- **Excerpted records**:
═══

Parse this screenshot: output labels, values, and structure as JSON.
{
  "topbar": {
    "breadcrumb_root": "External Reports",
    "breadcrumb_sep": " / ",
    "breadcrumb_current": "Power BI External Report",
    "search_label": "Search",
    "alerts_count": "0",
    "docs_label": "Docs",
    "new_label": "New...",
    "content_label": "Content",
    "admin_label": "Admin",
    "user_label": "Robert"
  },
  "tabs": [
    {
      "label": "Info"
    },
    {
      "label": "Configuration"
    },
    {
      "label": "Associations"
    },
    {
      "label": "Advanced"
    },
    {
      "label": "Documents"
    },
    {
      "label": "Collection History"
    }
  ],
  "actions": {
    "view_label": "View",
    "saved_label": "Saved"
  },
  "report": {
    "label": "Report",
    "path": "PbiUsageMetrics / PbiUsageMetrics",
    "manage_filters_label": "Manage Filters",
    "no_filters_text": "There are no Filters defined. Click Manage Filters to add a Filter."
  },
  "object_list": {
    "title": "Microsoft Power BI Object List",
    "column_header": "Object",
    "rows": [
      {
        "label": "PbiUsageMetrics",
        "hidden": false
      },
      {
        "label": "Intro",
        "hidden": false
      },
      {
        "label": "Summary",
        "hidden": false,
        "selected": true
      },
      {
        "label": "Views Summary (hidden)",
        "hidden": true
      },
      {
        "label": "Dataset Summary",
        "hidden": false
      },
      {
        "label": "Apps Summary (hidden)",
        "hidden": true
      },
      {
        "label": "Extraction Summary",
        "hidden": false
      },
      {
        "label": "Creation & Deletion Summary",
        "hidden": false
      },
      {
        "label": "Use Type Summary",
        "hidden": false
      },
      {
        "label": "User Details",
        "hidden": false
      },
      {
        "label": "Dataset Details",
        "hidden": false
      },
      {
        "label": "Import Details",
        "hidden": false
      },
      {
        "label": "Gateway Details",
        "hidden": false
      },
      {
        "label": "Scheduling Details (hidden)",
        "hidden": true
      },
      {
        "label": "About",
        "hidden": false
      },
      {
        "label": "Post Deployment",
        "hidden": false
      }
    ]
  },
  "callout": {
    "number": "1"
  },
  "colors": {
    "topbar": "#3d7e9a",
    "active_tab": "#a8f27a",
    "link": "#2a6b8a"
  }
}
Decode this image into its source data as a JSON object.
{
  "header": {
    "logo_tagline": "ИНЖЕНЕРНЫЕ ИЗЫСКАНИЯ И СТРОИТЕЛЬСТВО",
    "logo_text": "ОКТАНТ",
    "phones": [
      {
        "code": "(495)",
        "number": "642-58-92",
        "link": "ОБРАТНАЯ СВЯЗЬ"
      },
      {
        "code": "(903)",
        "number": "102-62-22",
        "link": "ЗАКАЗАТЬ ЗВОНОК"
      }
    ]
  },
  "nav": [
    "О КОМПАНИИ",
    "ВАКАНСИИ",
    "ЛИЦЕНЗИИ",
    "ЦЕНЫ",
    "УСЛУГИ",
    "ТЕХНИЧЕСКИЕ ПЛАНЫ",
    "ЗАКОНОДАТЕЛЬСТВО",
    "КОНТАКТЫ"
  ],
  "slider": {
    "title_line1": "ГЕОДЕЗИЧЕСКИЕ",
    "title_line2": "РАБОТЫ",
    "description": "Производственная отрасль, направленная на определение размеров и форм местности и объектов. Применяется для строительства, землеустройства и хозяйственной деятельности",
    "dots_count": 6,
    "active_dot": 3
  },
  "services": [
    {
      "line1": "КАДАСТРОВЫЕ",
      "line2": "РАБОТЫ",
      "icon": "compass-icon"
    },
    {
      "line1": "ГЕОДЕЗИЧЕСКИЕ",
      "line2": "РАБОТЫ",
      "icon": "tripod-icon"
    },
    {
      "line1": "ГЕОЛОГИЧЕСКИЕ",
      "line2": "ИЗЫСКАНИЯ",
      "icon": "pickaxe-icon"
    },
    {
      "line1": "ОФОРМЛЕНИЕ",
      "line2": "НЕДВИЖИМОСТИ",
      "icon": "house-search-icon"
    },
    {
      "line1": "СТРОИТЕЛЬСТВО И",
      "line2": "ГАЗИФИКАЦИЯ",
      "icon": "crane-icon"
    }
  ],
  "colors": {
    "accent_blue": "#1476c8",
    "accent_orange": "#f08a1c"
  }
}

═══

- **Exercise details**:
Can you restate every record above word for word?

- **Solution below**:
Parse this screenshot: output labels, values, and structure as JSON.
{
  "topbar": {
    "breadcrumb_root": "External Reports",
    "breadcrumb_sep": " / ",
    "breadcrumb_current": "Power BI External Report",
    "search_label": "Search",
    "alerts_count": "0",
    "docs_label": "Docs",
    "new_label": "New...",
    "content_label": "Content",
    "admin_label": "Admin",
    "user_label": "Robert"
  },
  "tabs": [
    {
      "label": "Info"
    },
    {
      "label": "Configuration"
    },
    {
      "label": "Associations"
    },
    {
      "label": "Advanced"
    },
    {
      "label": "Documents"
    },
    {
      "label": "Collection History"
    }
  ],
  "actions": {
    "view_label": "View",
    "saved_label": "Saved"
  },
  "report": {
    "label": "Report",
    "path": "PbiUsageMetrics / PbiUsageMetrics",
    "manage_filters_label": "Manage Filters",
    "no_filters_text": "There are no Filters defined. Click Manage Filters to add a Filter."
  },
  "object_list": {
    "title": "Microsoft Power BI Object List",
    "column_header": "Object",
    "rows": [
      {
        "label": "PbiUsageMetrics",
        "hidden": false
      },
      {
        "label": "Intro",
        "hidden": false
      },
      {
        "label": "Summary",
        "hidden": false,
        "selected": true
      },
      {
        "label": "Views Summary (hidden)",
        "hidden": true
      },
      {
        "label": "Dataset Summary",
        "hidden": false
      },
      {
        "label": "Apps Summary (hidden)",
        "hidden": true
      },
      {
        "label": "Extraction Summary",
        "hidden": false
      },
      {
        "label": "Creation & Deletion Summary",
        "hidden": false
      },
      {
        "label": "Use Type Summary",
        "hidden": false
      },
      {
        "label": "User Details",
        "hidden": false
      },
      {
        "label": "Dataset Details",
        "hidden": false
      },
      {
        "label": "Import Details",
        "hidden": false
      },
      {
        "label": "Gateway Details",
        "hidden": false
      },
      {
        "label": "Scheduling Details (hidden)",
        "hidden": true
      },
      {
        "label": "About",
        "hidden": false
      },
      {
        "label": "Post Deployment",
        "hidden": false
      }
    ]
  },
  "callout": {
    "number": "1"
  },
  "colors": {
    "topbar": "#3d7e9a",
    "active_tab": "#a8f27a",
    "link": "#2a6b8a"
  }
}
Decode this image into its source data as a JSON object.
{
  "header": {
    "logo_tagline": "ИНЖЕНЕРНЫЕ ИЗЫСКАНИЯ И СТРОИТЕЛЬСТВО",
    "logo_text": "ОКТАНТ",
    "phones": [
      {
        "code": "(495)",
        "number": "642-58-92",
        "link": "ОБРАТНАЯ СВЯЗЬ"
      },
      {
        "code": "(903)",
        "number": "102-62-22",
        "link": "ЗАКАЗАТЬ ЗВОНОК"
      }
    ]
  },
  "nav": [
    "О КОМПАНИИ",
    "ВАКАНСИИ",
    "ЛИЦЕНЗИИ",
    "ЦЕНЫ",
    "УСЛУГИ",
    "ТЕХНИЧЕСКИЕ ПЛАНЫ",
    "ЗАКОНОДАТЕЛЬСТВО",
    "КОНТАКТЫ"
  ],
  "slider": {
    "title_line1": "ГЕОДЕЗИЧЕСКИЕ",
    "title_line2": "РАБОТЫ",
    "description": "Производственная отрасль, направленная на определение размеров и форм местности и объектов. Применяется для строительства, землеустройства и хозяйственной деятельности",
    "dots_count": 6,
    "active_dot": 3
  },
  "services": [
    {
      "line1": "КАДАСТРОВЫЕ",
      "line2": "РАБОТЫ",
      "icon": "compass-icon"
    },
    {
      "line1": "ГЕОДЕЗИЧЕСКИЕ",
      "line2": "РАБОТЫ",
      "icon": "tripod-icon"
    },
    {
      "line1": "ГЕОЛОГИЧЕСКИЕ",
      "line2": "ИЗЫСКАНИЯ",
      "icon": "pickaxe-icon"
    },
    {
      "line1": "ОФОРМЛЕНИЕ",
      "line2": "НЕДВИЖИМОСТИ",
      "icon": "house-search-icon"
    },
    {
      "line1": "СТРОИТЕЛЬСТВО И",
      "line2": "ГАЗИФИКАЦИЯ",
      "icon": "crane-icon"
    }
  ],
  "colors": {
    "accent_blue": "#1476c8",
    "accent_orange": "#f08a1c"
  }
}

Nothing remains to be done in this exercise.